_EXERCISE REQUIREMENTS:_
Copy out the lines below character for character, beginning with the line that contains "item-number: 10 — [324, 777, 335, 789]" and continuing through the line that contains "group-number: 70b — [283, 912, 300, 924]".

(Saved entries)
+ + + + + + +
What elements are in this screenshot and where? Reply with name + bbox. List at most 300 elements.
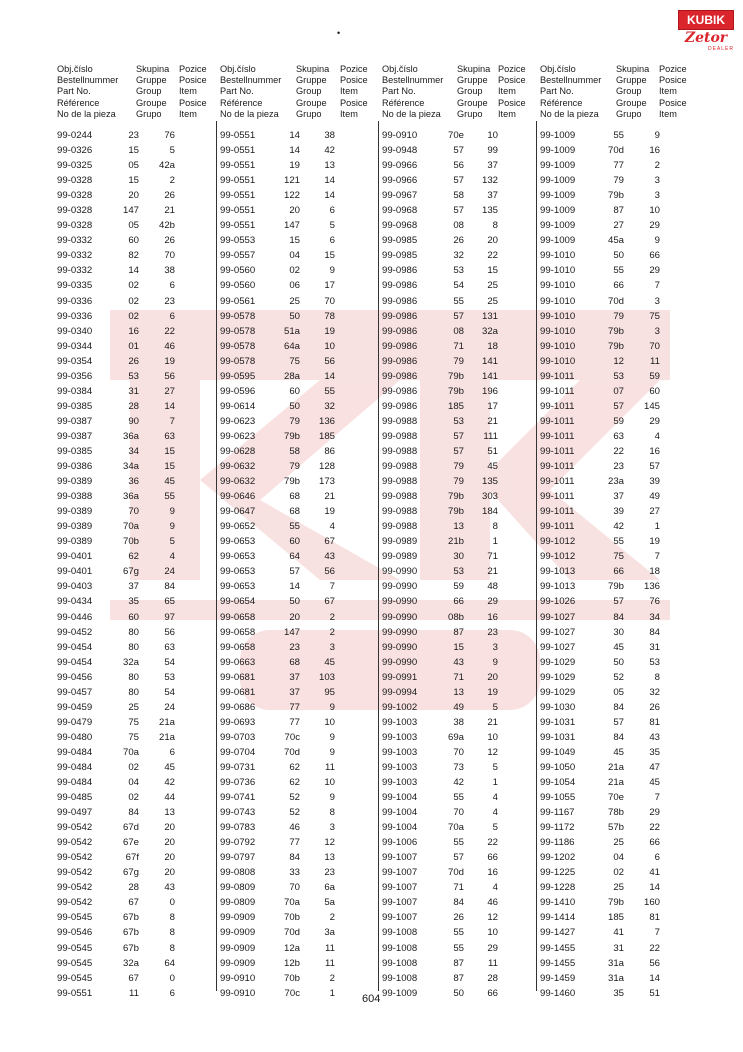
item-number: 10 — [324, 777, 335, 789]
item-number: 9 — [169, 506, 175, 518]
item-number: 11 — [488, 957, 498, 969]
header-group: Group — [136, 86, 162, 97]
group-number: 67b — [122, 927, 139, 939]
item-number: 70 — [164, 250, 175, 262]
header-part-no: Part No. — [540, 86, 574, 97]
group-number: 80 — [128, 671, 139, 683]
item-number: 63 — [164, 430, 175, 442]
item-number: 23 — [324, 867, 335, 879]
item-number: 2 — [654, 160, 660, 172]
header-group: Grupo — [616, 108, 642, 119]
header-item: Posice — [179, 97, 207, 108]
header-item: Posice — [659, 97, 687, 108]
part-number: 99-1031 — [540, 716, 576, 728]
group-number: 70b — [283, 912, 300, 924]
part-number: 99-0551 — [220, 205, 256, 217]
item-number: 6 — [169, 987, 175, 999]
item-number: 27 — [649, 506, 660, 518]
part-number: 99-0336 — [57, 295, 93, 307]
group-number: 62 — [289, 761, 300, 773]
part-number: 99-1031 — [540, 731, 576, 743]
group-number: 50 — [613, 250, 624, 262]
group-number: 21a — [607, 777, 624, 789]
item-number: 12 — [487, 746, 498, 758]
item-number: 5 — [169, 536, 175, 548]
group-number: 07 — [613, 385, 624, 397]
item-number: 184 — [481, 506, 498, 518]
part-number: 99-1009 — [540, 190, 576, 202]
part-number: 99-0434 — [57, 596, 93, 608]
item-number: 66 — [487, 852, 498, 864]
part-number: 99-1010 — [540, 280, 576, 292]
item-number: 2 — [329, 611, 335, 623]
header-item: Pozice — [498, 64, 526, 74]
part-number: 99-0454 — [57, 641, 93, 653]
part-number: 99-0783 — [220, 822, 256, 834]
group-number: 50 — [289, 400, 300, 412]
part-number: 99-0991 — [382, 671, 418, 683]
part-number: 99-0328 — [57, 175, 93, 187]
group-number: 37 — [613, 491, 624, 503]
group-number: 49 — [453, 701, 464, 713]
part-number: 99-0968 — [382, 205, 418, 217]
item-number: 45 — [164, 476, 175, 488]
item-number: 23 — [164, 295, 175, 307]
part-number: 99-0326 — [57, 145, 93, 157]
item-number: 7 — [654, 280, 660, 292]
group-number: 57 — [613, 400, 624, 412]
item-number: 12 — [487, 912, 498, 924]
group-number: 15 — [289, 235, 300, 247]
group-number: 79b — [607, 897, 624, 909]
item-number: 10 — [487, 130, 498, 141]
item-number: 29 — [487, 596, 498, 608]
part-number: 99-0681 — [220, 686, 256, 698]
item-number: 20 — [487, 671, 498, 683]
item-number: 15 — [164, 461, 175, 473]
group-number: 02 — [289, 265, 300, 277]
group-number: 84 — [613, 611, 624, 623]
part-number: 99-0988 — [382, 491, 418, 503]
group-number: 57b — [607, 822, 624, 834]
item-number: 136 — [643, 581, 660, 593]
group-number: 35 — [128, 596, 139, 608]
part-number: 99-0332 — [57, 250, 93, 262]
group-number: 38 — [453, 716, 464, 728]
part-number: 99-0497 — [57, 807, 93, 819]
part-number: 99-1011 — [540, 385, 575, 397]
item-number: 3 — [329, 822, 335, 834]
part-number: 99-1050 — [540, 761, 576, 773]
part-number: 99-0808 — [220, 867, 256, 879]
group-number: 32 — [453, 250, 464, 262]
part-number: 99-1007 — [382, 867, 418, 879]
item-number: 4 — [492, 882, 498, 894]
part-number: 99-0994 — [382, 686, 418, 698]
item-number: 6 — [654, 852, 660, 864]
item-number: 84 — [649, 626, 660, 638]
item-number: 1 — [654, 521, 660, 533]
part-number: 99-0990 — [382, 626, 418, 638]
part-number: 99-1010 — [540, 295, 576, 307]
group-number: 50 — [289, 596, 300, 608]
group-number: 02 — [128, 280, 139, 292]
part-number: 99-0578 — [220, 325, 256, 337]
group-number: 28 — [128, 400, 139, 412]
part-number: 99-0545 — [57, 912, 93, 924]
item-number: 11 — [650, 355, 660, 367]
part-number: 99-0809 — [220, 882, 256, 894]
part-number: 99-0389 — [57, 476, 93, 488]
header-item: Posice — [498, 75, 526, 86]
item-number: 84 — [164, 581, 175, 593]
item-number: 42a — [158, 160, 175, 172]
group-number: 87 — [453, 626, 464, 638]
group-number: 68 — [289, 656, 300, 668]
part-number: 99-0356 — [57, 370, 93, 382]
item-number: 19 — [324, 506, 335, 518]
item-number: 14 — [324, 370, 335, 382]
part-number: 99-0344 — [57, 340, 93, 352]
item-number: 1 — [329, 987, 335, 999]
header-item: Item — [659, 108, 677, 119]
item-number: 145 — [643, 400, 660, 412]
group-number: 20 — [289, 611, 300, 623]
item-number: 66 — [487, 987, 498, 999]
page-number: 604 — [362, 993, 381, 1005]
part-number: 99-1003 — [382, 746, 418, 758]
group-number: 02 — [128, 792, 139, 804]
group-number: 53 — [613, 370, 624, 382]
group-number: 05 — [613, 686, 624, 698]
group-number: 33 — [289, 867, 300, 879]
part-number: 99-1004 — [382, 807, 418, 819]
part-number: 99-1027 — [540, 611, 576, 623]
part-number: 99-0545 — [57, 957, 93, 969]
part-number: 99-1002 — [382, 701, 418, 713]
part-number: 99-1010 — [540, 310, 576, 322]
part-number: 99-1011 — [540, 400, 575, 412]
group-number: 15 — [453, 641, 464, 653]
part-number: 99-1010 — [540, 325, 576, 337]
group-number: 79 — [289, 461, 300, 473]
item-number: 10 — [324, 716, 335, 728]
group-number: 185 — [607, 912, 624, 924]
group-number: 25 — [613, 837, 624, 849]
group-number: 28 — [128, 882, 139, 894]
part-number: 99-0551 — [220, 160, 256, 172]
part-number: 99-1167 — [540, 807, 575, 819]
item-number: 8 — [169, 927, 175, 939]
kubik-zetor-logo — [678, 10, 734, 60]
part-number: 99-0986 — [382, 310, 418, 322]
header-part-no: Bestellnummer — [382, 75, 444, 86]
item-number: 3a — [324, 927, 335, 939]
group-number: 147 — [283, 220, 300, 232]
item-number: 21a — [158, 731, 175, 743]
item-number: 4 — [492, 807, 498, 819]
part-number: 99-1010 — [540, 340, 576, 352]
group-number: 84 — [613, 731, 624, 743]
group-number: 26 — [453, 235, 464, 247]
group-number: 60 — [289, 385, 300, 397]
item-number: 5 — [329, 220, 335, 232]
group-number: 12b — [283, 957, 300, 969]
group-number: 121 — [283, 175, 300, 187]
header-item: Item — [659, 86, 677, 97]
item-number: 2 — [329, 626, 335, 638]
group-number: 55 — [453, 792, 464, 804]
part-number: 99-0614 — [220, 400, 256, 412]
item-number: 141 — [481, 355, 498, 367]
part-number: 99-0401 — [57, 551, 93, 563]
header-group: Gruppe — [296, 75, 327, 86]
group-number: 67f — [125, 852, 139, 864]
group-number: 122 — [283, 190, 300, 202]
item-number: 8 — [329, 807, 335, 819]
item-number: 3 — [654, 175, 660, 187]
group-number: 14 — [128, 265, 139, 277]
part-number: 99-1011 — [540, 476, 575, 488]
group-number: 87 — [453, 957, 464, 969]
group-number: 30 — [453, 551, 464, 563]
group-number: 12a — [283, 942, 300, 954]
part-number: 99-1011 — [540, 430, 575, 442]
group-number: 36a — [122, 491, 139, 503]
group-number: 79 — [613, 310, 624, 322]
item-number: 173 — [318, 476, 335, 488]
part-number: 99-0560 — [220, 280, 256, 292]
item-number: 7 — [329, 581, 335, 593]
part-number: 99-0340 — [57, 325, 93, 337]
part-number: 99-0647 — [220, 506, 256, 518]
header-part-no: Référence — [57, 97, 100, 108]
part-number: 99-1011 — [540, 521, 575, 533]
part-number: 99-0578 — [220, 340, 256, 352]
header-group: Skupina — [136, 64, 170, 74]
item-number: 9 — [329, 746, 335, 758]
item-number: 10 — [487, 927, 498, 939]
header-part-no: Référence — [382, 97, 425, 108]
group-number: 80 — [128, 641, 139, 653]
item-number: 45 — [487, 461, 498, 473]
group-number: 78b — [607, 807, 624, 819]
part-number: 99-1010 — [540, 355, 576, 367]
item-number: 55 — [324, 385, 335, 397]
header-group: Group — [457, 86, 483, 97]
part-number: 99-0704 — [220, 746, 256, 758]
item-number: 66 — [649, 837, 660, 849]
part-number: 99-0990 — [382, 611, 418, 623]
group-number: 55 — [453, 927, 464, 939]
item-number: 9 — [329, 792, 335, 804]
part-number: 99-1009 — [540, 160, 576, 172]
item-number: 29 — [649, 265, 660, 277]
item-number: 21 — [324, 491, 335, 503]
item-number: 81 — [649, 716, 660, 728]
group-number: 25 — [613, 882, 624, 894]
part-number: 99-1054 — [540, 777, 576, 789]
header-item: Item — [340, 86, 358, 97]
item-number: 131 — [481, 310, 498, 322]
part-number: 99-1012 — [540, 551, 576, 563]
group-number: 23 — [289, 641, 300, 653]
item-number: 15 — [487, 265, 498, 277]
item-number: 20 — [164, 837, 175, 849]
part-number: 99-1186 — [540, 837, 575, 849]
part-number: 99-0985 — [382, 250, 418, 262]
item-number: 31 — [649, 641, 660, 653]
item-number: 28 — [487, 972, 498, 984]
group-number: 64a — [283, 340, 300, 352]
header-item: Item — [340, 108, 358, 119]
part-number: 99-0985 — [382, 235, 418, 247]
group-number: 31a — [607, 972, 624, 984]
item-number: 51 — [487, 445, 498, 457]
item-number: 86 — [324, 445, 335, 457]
+ + + + + + +
_WORKED ANSWER:_
item-number: 10 — [324, 777, 335, 789]
item-number: 9 — [169, 506, 175, 518]
item-number: 11 — [488, 957, 498, 969]
header-group: Group — [136, 86, 162, 97]
group-number: 67b — [122, 927, 139, 939]
item-number: 70 — [164, 250, 175, 262]
header-part-no: Part No. — [540, 86, 574, 97]
group-number: 80 — [128, 671, 139, 683]
item-number: 63 — [164, 430, 175, 442]
item-number: 23 — [324, 867, 335, 879]
item-number: 2 — [654, 160, 660, 172]
header-group: Grupo — [616, 108, 642, 119]
header-item: Posice — [179, 97, 207, 108]
header-item: Posice — [659, 97, 687, 108]
part-number: 99-1031 — [540, 716, 576, 728]
group-number: 70b — [283, 912, 300, 924]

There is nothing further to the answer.